What the task asks: Go through the records underneath and write each one out again exactly.

Exercise inputs:

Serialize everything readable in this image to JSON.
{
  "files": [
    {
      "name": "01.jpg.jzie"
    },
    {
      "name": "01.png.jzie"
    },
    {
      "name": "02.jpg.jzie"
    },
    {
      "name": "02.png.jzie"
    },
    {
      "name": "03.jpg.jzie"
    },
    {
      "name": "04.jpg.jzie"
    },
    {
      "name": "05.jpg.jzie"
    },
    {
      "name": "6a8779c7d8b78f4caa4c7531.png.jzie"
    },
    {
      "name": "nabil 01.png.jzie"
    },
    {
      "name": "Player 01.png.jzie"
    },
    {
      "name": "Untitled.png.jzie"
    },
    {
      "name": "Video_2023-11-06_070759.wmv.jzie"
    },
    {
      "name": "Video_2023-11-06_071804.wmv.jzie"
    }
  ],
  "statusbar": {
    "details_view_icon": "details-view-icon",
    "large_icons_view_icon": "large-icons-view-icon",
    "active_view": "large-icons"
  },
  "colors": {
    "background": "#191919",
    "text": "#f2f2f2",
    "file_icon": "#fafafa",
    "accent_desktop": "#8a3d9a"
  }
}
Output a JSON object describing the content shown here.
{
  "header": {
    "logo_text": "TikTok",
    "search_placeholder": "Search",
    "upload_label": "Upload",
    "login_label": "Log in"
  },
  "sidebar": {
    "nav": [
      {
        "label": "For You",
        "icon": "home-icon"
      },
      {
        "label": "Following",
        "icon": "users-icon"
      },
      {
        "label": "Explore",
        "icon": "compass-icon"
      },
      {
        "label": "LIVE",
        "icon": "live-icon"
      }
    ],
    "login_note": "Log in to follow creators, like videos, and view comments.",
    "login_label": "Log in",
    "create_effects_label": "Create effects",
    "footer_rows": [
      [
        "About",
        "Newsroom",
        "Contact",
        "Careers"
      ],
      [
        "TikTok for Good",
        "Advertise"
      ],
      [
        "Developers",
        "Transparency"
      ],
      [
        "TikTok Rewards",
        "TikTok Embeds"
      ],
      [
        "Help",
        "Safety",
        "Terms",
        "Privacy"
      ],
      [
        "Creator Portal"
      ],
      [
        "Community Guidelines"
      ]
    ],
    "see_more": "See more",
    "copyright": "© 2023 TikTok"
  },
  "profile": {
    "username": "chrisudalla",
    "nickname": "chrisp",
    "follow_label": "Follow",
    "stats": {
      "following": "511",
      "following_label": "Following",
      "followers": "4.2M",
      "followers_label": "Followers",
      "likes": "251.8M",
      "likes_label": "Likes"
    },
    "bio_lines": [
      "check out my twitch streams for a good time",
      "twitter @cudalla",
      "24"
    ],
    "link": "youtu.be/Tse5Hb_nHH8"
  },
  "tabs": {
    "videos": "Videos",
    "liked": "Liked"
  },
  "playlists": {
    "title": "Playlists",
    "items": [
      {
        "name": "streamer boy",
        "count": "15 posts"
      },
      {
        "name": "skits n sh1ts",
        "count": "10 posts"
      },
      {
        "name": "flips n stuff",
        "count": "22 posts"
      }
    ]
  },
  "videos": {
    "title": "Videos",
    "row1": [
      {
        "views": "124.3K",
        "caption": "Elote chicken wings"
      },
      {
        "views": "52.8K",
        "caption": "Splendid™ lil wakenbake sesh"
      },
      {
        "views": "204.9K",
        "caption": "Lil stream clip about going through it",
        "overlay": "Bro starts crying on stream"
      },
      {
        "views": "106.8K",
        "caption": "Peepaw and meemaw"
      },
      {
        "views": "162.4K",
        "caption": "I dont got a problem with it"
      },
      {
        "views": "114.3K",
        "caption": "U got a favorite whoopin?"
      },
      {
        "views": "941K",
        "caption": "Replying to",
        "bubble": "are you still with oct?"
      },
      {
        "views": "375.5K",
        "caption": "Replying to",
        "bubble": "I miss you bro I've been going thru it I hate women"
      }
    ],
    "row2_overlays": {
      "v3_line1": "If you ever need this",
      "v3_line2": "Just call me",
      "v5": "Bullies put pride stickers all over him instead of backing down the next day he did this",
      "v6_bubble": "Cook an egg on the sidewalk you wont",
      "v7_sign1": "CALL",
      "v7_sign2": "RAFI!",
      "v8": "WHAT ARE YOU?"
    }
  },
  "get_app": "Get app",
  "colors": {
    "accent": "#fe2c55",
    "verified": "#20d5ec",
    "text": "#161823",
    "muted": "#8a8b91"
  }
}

Solution for this problem:
Serialize everything readable in this image to JSON.
{
  "files": [
    {
      "name": "01.jpg.jzie"
    },
    {
      "name": "01.png.jzie"
    },
    {
      "name": "02.jpg.jzie"
    },
    {
      "name": "02.png.jzie"
    },
    {
      "name": "03.jpg.jzie"
    },
    {
      "name": "04.jpg.jzie"
    },
    {
      "name": "05.jpg.jzie"
    },
    {
      "name": "6a8779c7d8b78f4caa4c7531.png.jzie"
    },
    {
      "name": "nabil 01.png.jzie"
    },
    {
      "name": "Player 01.png.jzie"
    },
    {
      "name": "Untitled.png.jzie"
    },
    {
      "name": "Video_2023-11-06_070759.wmv.jzie"
    },
    {
      "name": "Video_2023-11-06_071804.wmv.jzie"
    }
  ],
  "statusbar": {
    "details_view_icon": "details-view-icon",
    "large_icons_view_icon": "large-icons-view-icon",
    "active_view": "large-icons"
  },
  "colors": {
    "background": "#191919",
    "text": "#f2f2f2",
    "file_icon": "#fafafa",
    "accent_desktop": "#8a3d9a"
  }
}
Output a JSON object describing the content shown here.
{
  "header": {
    "logo_text": "TikTok",
    "search_placeholder": "Search",
    "upload_label": "Upload",
    "login_label": "Log in"
  },
  "sidebar": {
    "nav": [
      {
        "label": "For You",
        "icon": "home-icon"
      },
      {
        "label": "Following",
        "icon": "users-icon"
      },
      {
        "label": "Explore",
        "icon": "compass-icon"
      },
      {
        "label": "LIVE",
        "icon": "live-icon"
      }
    ],
    "login_note": "Log in to follow creators, like videos, and view comments.",
    "login_label": "Log in",
    "create_effects_label": "Create effects",
    "footer_rows": [
      [
        "About",
        "Newsroom",
        "Contact",
        "Careers"
      ],
      [
        "TikTok for Good",
        "Advertise"
      ],
      [
        "Developers",
        "Transparency"
      ],
      [
        "TikTok Rewards",
        "TikTok Embeds"
      ],
      [
        "Help",
        "Safety",
        "Terms",
        "Privacy"
      ],
      [
        "Creator Portal"
      ],
      [
        "Community Guidelines"
      ]
    ],
    "see_more": "See more",
    "copyright": "© 2023 TikTok"
  },
  "profile": {
    "username": "chrisudalla",
    "nickname": "chrisp",
    "follow_label": "Follow",
    "stats": {
      "following": "511",
      "following_label": "Following",
      "followers": "4.2M",
      "followers_label": "Followers",
      "likes": "251.8M",
      "likes_label": "Likes"
    },
    "bio_lines": [
      "check out my twitch streams for a good time",
      "twitter @cudalla",
      "24"
    ],
    "link": "youtu.be/Tse5Hb_nHH8"
  },
  "tabs": {
    "videos": "Videos",
    "liked": "Liked"
  },
  "playlists": {
    "title": "Playlists",
    "items": [
      {
        "name": "streamer boy",
        "count": "15 posts"
      },
      {
        "name": "skits n sh1ts",
        "count": "10 posts"
      },
      {
        "name": "flips n stuff",
        "count": "22 posts"
      }
    ]
  },
  "videos": {
    "title": "Videos",
    "row1": [
      {
        "views": "124.3K",
        "caption": "Elote chicken wings"
      },
      {
        "views": "52.8K",
        "caption": "Splendid™ lil wakenbake sesh"
      },
      {
        "views": "204.9K",
        "caption": "Lil stream clip about going through it",
        "overlay": "Bro starts crying on stream"
      },
      {
        "views": "106.8K",
        "caption": "Peepaw and meemaw"
      },
      {
        "views": "162.4K",
        "caption": "I dont got a problem with it"
      },
      {
        "views": "114.3K",
        "caption": "U got a favorite whoopin?"
      },
      {
        "views": "941K",
        "caption": "Replying to",
        "bubble": "are you still with oct?"
      },
      {
        "views": "375.5K",
        "caption": "Replying to",
        "bubble": "I miss you bro I've been going thru it I hate women"
      }
    ],
    "row2_overlays": {
      "v3_line1": "If you ever need this",
      "v3_line2": "Just call me",
      "v5": "Bullies put pride stickers all over him instead of backing down the next day he did this",
      "v6_bubble": "Cook an egg on the sidewalk you wont",
      "v7_sign1": "CALL",
      "v7_sign2": "RAFI!",
      "v8": "WHAT ARE YOU?"
    }
  },
  "get_app": "Get app",
  "colors": {
    "accent": "#fe2c55",
    "verified": "#20d5ec",
    "text": "#161823",
    "muted": "#8a8b91"
  }
}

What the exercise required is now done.